▶ [AIM]
Find each line with "para" and copy it.

# ROWS start

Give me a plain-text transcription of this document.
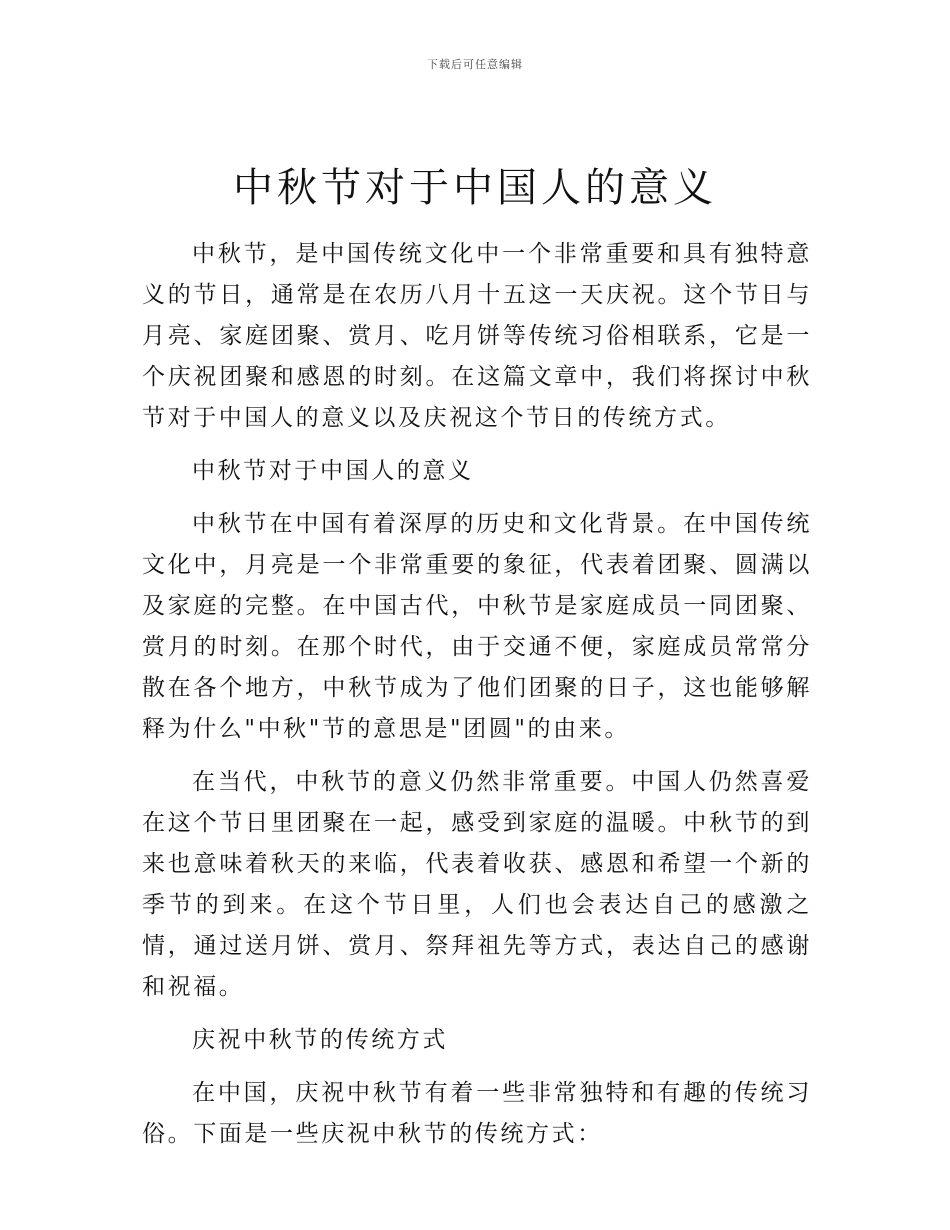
下载后可任意编辑
中秋节对于中国人的意义

中秋节，是中国传统文化中一个非常重要和具有独特意义的节日，通常是在农历八月十五这一天庆祝。这个节日与月亮、家庭团聚、赏月、吃月饼等传统习俗相联系，它是一个庆祝团聚和感恩的时刻。在这篇文章中，我们将探讨中秋节对于中国人的意义以及庆祝这个节日的传统方式。

中秋节对于中国人的意义

中秋节在中国有着深厚的历史和文化背景。在中国传统文化中，月亮是一个非常重要的象征，代表着团聚、圆满以及家庭的完整。在中国古代，中秋节是家庭成员一同团聚、赏月的时刻。在那个时代，由于交通不便，家庭成员常常分散在各个地方，中秋节成为了他们团聚的日子，这也能够解释为什么"中秋"节的意思是"团圆"的由来。

在当代，中秋节的意义仍然非常重要。中国人仍然喜爱在这个节日里团聚在一起，感受到家庭的温暖。中秋节的到来也意味着秋天的来临，代表着收获、感恩和希望一个新的季节的到来。在这个节日里，人们也会表达自己的感激之情，通过送月饼、赏月、祭拜祖先等方式，表达自己的感谢和祝福。

庆祝中秋节的传统方式

在中国，庆祝中秋节有着一些非常独特和有趣的传统习俗。下面是一些庆祝中秋节的传统方式：
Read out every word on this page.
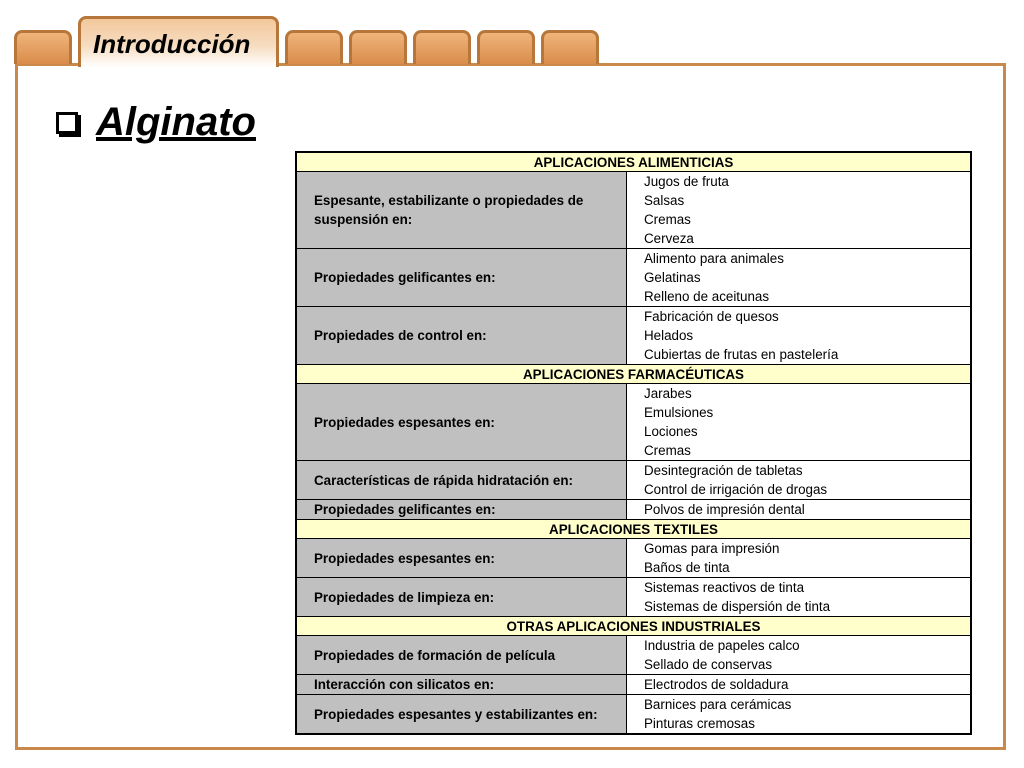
Introducción
Alginato
APLICACIONES ALIMENTICIAS	
Espesante, estabilizante o propiedades de suspensión en:	Jugos de fruta
Salsas
Cremas
Cerveza

Propiedades gelificantes en:	Alimento para animales
Gelatinas
Relleno de aceitunas

Propiedades de control en:	Fabricación de quesos
Helados
Cubiertas de frutas en pastelería

APLICACIONES FARMACÉUTICAS	
Propiedades espesantes en:	Jarabes
Emulsiones
Lociones
Cremas

Características de rápida hidratación en:	Desintegración de tabletas
Control de irrigación de drogas

Propiedades gelificantes en:	Polvos de impresión dental

APLICACIONES TEXTILES	
Propiedades espesantes en:	Gomas para impresión
Baños de tinta

Propiedades de limpieza en:	Sistemas reactivos de tinta
Sistemas de dispersión de tinta

OTRAS APLICACIONES INDUSTRIALES	
Propiedades de formación de película	Industria de papeles calco
Sellado de conservas

Interacción con silicatos en:	Electrodos de soldadura

Propiedades espesantes y estabilizantes en:	Barnices para cerámicas
Pinturas cremosas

# ROWS end

▶ [SOLUTION FOR THIS PROBLEM]
Propiedades gelificantes en:	Alimento para animales
Propiedades espesantes en:	Gomas para impresión
Propiedades espesantes y estabilizantes en:	Barnices para cerámicas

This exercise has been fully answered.